-- DATA FOR PROCESSING --
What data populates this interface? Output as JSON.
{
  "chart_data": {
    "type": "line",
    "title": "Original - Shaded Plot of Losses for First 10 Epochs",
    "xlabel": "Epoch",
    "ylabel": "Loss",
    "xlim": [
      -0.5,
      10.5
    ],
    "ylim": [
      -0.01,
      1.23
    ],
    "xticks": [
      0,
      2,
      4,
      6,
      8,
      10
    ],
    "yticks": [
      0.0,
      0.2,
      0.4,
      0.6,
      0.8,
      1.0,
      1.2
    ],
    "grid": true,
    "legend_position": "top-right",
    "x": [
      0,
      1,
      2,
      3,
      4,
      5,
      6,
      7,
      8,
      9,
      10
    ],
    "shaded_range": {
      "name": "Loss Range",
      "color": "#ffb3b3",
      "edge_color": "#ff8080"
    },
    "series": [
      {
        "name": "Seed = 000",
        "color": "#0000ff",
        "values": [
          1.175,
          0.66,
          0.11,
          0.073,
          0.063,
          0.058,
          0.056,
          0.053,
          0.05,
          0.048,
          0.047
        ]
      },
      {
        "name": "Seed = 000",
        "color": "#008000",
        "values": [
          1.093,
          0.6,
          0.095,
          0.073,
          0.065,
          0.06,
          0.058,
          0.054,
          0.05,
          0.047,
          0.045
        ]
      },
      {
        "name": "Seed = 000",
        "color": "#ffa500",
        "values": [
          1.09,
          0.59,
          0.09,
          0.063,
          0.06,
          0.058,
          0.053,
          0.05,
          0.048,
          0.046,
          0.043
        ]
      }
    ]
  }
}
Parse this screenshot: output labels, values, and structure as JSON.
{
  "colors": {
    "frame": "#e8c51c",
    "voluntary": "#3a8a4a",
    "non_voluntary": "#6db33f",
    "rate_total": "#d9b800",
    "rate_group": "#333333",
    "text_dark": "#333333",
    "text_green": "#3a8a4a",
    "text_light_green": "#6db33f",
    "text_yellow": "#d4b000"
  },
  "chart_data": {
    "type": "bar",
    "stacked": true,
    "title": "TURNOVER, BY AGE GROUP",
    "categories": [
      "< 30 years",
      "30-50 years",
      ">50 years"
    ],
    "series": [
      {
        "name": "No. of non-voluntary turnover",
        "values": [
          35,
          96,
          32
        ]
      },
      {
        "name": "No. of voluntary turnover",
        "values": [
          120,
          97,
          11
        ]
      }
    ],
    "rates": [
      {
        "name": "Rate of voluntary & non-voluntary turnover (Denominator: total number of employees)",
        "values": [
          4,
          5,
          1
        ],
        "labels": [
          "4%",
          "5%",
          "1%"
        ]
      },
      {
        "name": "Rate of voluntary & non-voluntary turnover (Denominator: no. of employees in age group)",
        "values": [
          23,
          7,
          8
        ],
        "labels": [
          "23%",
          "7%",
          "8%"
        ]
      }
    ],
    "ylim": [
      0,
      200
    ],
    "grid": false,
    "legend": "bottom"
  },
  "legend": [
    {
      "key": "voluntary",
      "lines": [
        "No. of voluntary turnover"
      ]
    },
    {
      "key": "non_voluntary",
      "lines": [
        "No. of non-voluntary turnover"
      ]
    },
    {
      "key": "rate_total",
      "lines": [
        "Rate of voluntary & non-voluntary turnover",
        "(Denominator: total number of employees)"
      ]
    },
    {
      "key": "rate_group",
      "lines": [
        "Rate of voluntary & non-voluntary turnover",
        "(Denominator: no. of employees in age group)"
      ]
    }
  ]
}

-- PROBLEM REQUIREMENTS --
Pull out each line of the records holding the string "Denominator".

-- FINISHED EXERCISE --
        "name": "Rate of voluntary & non-voluntary turnover (Denominator: total number of employees)",
        "name": "Rate of voluntary & non-voluntary turnover (Denominator: no. of employees in age group)",
        "(Denominator: total number of employees)"
        "(Denominator: no. of employees in age group)"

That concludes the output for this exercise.